# start of Provided records

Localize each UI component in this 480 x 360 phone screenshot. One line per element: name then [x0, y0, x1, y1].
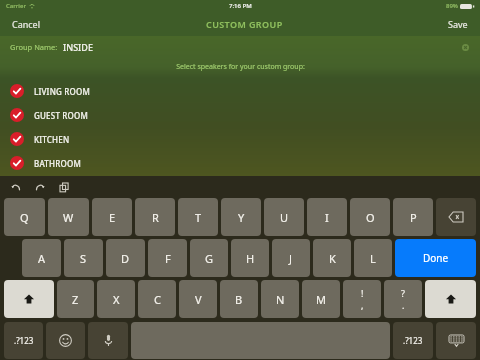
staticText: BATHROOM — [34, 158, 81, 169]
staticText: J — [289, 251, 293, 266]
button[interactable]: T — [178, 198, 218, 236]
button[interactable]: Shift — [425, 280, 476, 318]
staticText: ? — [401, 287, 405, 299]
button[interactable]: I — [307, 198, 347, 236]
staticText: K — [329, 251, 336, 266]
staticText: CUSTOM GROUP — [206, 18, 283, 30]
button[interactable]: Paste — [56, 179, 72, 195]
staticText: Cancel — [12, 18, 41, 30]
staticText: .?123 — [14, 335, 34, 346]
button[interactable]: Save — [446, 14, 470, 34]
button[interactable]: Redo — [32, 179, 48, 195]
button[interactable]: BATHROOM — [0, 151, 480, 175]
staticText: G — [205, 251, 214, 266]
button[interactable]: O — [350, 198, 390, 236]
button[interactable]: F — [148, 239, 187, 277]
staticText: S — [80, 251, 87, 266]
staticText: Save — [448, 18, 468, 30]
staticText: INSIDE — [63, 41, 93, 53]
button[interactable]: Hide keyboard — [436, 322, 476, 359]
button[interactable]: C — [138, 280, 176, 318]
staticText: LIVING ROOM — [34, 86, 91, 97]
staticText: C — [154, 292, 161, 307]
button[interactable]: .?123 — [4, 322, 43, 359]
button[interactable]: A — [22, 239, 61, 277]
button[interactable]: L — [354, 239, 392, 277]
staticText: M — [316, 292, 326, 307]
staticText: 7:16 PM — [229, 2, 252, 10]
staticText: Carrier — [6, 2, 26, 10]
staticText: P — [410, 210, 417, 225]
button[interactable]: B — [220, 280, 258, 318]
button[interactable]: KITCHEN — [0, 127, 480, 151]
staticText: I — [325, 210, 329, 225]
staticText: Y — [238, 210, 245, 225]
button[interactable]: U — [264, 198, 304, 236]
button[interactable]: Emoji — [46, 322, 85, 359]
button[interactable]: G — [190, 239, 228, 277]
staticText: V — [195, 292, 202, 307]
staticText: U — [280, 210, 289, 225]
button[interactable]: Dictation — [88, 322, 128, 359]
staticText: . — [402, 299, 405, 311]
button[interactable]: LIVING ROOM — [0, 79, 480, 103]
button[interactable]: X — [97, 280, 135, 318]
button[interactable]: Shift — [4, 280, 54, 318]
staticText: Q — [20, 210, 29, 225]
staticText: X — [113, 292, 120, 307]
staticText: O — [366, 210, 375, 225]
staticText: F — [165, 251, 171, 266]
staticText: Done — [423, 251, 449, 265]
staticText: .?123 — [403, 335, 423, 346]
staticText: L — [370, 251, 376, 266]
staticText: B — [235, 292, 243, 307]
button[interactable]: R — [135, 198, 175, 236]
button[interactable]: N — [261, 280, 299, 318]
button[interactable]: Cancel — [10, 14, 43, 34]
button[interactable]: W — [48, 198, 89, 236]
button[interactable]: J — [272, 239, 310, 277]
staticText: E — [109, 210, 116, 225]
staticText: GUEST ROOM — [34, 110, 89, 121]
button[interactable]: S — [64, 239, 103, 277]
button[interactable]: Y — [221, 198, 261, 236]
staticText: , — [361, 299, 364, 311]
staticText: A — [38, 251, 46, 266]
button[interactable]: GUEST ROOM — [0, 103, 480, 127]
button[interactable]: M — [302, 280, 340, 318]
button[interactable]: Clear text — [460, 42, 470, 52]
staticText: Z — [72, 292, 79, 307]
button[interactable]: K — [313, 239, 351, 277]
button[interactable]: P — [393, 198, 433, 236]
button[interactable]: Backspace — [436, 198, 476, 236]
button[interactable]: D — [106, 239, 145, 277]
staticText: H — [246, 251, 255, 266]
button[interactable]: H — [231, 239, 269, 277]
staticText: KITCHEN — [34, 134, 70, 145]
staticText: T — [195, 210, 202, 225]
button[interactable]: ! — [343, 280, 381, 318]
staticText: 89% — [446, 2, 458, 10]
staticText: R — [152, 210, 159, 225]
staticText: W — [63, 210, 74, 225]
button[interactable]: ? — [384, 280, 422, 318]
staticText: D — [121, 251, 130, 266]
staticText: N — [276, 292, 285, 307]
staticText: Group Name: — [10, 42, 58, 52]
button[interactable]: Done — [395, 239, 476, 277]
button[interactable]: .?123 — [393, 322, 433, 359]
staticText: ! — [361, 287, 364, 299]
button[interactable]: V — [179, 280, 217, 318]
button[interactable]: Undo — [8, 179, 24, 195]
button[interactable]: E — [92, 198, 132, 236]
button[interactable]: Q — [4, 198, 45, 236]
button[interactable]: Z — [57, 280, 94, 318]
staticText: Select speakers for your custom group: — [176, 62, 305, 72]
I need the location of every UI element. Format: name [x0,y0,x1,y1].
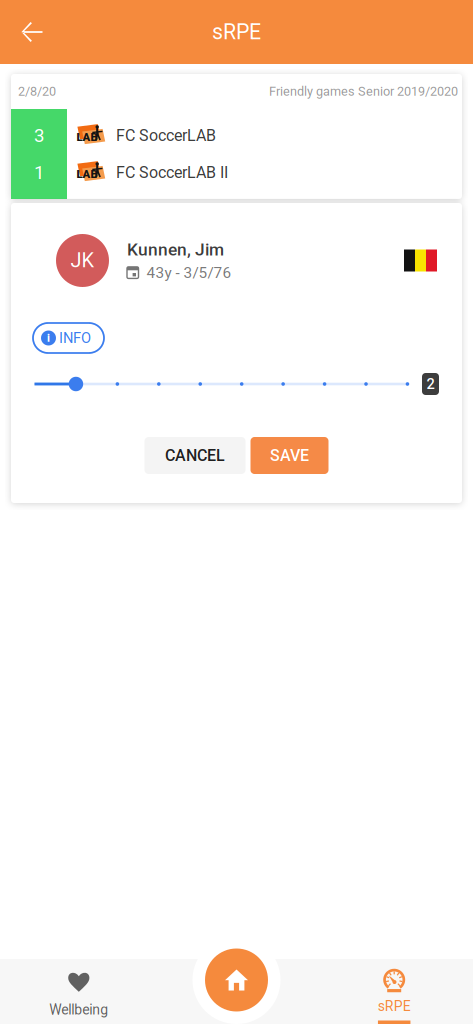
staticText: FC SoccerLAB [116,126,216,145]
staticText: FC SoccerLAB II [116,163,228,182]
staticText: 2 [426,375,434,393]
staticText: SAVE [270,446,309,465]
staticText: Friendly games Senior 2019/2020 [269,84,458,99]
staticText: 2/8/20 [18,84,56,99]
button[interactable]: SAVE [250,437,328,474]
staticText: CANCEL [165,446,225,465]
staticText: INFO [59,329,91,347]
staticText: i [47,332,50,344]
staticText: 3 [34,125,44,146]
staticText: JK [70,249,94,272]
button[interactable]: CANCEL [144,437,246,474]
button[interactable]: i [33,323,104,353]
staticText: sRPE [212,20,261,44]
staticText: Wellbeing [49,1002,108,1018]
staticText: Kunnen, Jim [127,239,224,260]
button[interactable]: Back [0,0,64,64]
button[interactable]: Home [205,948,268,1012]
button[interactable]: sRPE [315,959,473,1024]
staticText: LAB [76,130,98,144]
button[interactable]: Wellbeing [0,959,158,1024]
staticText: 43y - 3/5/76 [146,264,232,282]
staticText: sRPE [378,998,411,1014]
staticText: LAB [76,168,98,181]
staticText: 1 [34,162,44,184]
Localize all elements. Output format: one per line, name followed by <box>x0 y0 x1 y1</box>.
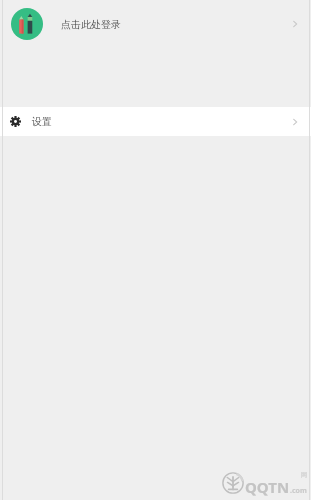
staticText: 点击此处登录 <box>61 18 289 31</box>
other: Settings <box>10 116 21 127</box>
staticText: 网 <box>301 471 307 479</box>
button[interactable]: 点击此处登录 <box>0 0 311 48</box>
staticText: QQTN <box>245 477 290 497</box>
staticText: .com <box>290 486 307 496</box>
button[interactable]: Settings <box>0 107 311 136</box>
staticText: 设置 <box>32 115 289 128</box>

# end of Provided records

_Stated problem_:
Please convert all of the data above into a JSON list of strings, one string per line, skipping any blank lines. Leave the pictures out.

_Completed task_:
[
  "Localize each UI component in this 480 x 360 phone screenshot. One line per element: name then [x0, y0, x1, y1].",
  "staticText: BATHROOM — [34, 158, 81, 169]",
  "staticText: J — [289, 251, 293, 266]",
  "button[interactable]: T — [178, 198, 218, 236]",
  "button[interactable]: Shift — [425, 280, 476, 318]",
  "staticText: ? — [401, 287, 405, 299]",
  "button[interactable]: I — [307, 198, 347, 236]",
  "staticText: K — [329, 251, 336, 266]",
  "staticText: CUSTOM GROUP — [206, 18, 283, 30]",
  "button[interactable]: Paste — [56, 179, 72, 195]",
  "staticText: Cancel — [12, 18, 41, 30]",
  "staticText: .?123 — [14, 335, 34, 346]",
  "button[interactable]: Save — [446, 14, 470, 34]",
  "button[interactable]: Redo — [32, 179, 48, 195]",
  "button[interactable]: BATHROOM — [0, 151, 480, 175]",
  "staticText: G — [205, 251, 214, 266]",
  "button[interactable]: O — [350, 198, 390, 236]",
  "button[interactable]: F — [148, 239, 187, 277]",
  "staticText: S — [80, 251, 87, 266]",
  "staticText: Save — [448, 18, 468, 30]",
  "staticText: INSIDE — [63, 41, 93, 53]",
  "button[interactable]: Hide keyboard — [436, 322, 476, 359]",
  "button[interactable]: C — [138, 280, 176, 318]",
  "staticText: LIVING ROOM — [34, 86, 91, 97]",
  "staticText: C — [154, 292, 161, 307]",
  "button[interactable]: .?123 — [4, 322, 43, 359]",
  "button[interactable]: A — [22, 239, 61, 277]",
  "button[interactable]: L — [354, 239, 392, 277]",
  "staticText: M — [316, 292, 326, 307]",
  "staticText: 7:16 PM — [229, 2, 252, 10]",
  "staticText: Carrier — [6, 2, 26, 10]",
  "staticText: P — [410, 210, 417, 225]",
  "button[interactable]: B — [220, 280, 258, 318]",
  "button[interactable]: KITCHEN — [0, 127, 480, 151]",
  "staticText: I — [325, 210, 329, 225]",
  "staticText: Y — [238, 210, 245, 225]",
  "button[interactable]: U — [264, 198, 304, 236]",
  "button[interactable]: Emoji — [46, 322, 85, 359]",
  "button[interactable]: G — [190, 239, 228, 277]",
  "staticText: V — [195, 292, 202, 307]",
  "staticText: U — [280, 210, 289, 225]",
  "button[interactable]: Dictation — [88, 322, 128, 359]",
  "staticText: . — [402, 299, 405, 311]",
  "button[interactable]: LIVING ROOM — [0, 79, 480, 103]",
  "button[interactable]: X — [97, 280, 135, 318]",
  "button[interactable]: Shift — [4, 280, 54, 318]",
  "staticText: Q — [20, 210, 29, 225]",
  "staticText: X — [113, 292, 120, 307]",
  "staticText: O — [366, 210, 375, 225]",
  "staticText: F — [165, 251, 171, 266]",
  "staticText: Done — [423, 251, 449, 265]",
  "staticText: .?123 — [403, 335, 423, 346]",
  "staticText: L — [370, 251, 376, 266]",
  "staticText: B — [235, 292, 243, 307]",
  "button[interactable]: R — [135, 198, 175, 236]",
  "button[interactable]: N — [261, 280, 299, 318]",
  "button[interactable]: Cancel — [10, 14, 43, 34]",
  "button[interactable]: W — [48, 198, 89, 236]",
  "button[interactable]: J — [272, 239, 310, 277]",
  "staticText: E — [109, 210, 116, 225]",
  "staticText: GUEST ROOM — [34, 110, 89, 121]",
  "button[interactable]: S — [64, 239, 103, 277]",
  "button[interactable]: Y — [221, 198, 261, 236]",
  "staticText: , — [361, 299, 364, 311]",
  "staticText: A — [38, 251, 46, 266]",
  "button[interactable]: GUEST ROOM — [0, 103, 480, 127]",
  "button[interactable]: M — [302, 280, 340, 318]",
  "button[interactable]: Clear text — [460, 42, 470, 52]",
  "staticText: Z — [72, 292, 79, 307]",
  "button[interactable]: K — [313, 239, 351, 277]",
  "button[interactable]: P — [393, 198, 433, 236]",
  "button[interactable]: Backspace — [436, 198, 476, 236]",
  "button[interactable]: D — [106, 239, 145, 277]",
  "staticText: H — [246, 251, 255, 266]",
  "button[interactable]: H — [231, 239, 269, 277]",
  "staticText: KITCHEN — [34, 134, 70, 145]",
  "staticText: T — [195, 210, 202, 225]",
  "button[interactable]: ! — [343, 280, 381, 318]",
  "staticText: 89% — [446, 2, 458, 10]",
  "staticText: R — [152, 210, 159, 225]",
  "staticText: W — [63, 210, 74, 225]",
  "button[interactable]: ? — [384, 280, 422, 318]",
  "staticText: D — [121, 251, 130, 266]",
  "staticText: N — [276, 292, 285, 307]",
  "staticText: Group Name: — [10, 42, 58, 52]",
  "button[interactable]: Done — [395, 239, 476, 277]",
  "button[interactable]: .?123 — [393, 322, 433, 359]",
  "staticText: ! — [361, 287, 364, 299]",
  "button[interactable]: V — [179, 280, 217, 318]",
  "button[interactable]: Undo — [8, 179, 24, 195]",
  "button[interactable]: E — [92, 198, 132, 236]",
  "button[interactable]: Q — [4, 198, 45, 236]",
  "button[interactable]: Z — [57, 280, 94, 318]",
  "staticText: Select speakers for your custom group: — [176, 62, 305, 72]",
  "I need the location of every UI element. Format: name [x0,y0,x1,y1].",
  "staticText: FC SoccerLAB [116,126,216,145]",
  "staticText: FC SoccerLAB II [116,163,228,182]",
  "staticText: 2 [426,375,434,393]",
  "staticText: SAVE [270,446,309,465]",
  "staticText: Friendly games Senior 2019/2020 [269,84,458,99]",
  "staticText: 2/8/20 [18,84,56,99]",
  "button[interactable]: SAVE [250,437,328,474]",
  "staticText: CANCEL [165,446,225,465]",
  "staticText: INFO [59,329,91,347]",
  "staticText: i [47,332,50,344]",
  "staticText: 3 [34,125,44,146]",
  "staticText: JK [70,249,94,272]",
  "button[interactable]: CANCEL [144,437,246,474]",
  "button[interactable]: i [33,323,104,353]",
  "staticText: sRPE [212,20,261,44]",
  "staticText: Wellbeing [49,1002,108,1018]",
  "staticText: Kunnen, Jim [127,239,224,260]",
  "button[interactable]: Back [0,0,64,64]",
  "button[interactable]: Home [205,948,268,1012]",
  "button[interactable]: sRPE [315,959,473,1024]",
  "staticText: LAB [76,130,98,144]",
  "button[interactable]: Wellbeing [0,959,158,1024]",
  "staticText: 43y - 3/5/76 [146,264,232,282]",
  "staticText: sRPE [378,998,411,1014]",
  "staticText: LAB [76,168,98,181]",
  "staticText: 1 [34,162,44,184]",
  "Localize all elements. Output format: one per line, name followed by <box>x0 y0 x1 y1</box>.",
  "staticText: 点击此处登录 <box>61 18 289 31</box>",
  "other: Settings <box>10 116 21 127</box>",
  "staticText: 网 <box>301 471 307 479</box>",
  "button[interactable]: 点击此处登录 <box>0 0 311 48</box>",
  "staticText: QQTN <box>245 477 290 497</box>",
  "staticText: .com <box>290 486 307 496</box>",
  "button[interactable]: Settings <box>0 107 311 136</box>",
  "staticText: 设置 <box>32 115 289 128</box>"
]